**Task data:**

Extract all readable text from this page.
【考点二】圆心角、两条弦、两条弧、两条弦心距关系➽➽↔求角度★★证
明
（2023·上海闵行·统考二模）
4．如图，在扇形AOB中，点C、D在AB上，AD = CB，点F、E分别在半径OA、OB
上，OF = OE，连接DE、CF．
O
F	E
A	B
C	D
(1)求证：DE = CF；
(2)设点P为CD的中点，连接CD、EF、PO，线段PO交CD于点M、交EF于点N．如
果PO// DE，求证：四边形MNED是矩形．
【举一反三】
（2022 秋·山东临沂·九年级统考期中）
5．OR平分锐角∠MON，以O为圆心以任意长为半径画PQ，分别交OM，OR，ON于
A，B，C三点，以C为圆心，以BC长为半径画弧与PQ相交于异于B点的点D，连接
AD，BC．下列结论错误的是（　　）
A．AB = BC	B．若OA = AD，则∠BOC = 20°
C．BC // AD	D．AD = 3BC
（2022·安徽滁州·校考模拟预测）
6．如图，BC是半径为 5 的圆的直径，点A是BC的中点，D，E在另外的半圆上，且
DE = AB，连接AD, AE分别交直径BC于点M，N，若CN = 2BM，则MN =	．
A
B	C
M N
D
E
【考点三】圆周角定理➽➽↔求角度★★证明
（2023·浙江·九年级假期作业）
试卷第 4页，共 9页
...
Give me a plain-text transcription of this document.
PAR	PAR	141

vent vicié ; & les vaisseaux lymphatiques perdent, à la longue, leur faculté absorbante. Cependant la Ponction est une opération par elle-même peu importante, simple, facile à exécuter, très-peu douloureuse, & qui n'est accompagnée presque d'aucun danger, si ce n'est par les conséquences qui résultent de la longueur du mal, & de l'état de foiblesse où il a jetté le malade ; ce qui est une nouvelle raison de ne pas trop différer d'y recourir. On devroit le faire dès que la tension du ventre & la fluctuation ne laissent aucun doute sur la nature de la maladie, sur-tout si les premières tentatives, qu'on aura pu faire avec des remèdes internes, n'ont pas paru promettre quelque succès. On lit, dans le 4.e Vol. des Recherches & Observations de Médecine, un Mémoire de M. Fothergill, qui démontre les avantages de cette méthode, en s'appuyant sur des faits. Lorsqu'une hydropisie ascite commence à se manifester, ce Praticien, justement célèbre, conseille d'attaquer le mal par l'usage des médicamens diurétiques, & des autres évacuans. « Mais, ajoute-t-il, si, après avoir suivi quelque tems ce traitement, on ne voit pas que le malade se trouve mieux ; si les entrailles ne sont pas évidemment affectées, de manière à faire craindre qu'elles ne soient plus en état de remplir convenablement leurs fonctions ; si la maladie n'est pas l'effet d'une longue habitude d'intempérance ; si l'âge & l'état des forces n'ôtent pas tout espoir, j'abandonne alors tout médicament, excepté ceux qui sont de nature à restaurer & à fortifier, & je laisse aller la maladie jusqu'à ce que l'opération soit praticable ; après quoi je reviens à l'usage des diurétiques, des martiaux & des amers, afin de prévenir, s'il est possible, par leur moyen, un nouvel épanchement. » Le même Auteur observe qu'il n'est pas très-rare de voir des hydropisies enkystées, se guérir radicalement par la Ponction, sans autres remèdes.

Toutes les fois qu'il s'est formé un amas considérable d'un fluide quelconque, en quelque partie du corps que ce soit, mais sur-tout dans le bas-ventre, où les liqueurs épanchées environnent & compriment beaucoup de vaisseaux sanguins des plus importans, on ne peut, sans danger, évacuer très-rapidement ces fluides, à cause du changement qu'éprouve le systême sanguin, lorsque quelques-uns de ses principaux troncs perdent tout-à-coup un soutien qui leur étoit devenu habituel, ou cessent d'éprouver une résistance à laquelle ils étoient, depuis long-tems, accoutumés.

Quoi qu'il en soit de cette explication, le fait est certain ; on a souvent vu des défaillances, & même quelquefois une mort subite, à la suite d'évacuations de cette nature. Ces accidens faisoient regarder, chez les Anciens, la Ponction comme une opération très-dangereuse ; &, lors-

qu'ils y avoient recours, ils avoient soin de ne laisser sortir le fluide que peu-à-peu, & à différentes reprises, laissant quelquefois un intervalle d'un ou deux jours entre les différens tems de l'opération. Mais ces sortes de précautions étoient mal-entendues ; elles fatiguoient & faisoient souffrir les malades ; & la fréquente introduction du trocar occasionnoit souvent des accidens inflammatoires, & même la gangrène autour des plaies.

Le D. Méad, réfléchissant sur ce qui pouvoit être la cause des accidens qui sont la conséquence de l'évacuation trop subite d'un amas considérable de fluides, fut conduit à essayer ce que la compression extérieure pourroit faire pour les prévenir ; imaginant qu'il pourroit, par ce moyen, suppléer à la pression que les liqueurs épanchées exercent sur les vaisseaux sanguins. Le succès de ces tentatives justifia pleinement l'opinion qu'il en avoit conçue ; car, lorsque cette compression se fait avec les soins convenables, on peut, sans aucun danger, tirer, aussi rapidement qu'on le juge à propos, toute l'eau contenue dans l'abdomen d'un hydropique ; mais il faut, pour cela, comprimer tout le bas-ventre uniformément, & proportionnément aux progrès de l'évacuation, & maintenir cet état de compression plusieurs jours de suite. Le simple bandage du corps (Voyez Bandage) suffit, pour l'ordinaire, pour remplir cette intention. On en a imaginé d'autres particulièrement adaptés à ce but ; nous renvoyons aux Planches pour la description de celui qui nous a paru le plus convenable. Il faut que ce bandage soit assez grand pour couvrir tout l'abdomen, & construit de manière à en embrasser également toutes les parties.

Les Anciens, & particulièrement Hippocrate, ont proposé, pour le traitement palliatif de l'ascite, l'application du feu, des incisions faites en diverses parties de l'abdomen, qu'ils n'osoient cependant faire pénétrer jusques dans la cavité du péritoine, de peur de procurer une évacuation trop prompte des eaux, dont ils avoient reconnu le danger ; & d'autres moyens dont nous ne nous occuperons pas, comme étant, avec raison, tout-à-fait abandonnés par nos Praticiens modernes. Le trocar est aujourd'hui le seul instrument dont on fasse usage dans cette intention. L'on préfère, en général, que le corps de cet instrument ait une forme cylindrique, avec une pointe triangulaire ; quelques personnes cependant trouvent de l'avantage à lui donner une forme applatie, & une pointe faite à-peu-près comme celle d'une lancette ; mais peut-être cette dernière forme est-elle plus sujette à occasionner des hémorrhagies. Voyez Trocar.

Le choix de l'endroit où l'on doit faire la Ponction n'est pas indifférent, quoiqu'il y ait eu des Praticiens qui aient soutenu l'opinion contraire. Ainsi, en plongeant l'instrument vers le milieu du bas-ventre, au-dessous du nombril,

**Stated exercise:**
Using the listing above, gather each line that holds the string "this" and copy it.

**Response below:**
Extract all readable text from this page.
Give me a plain-text transcription of this document.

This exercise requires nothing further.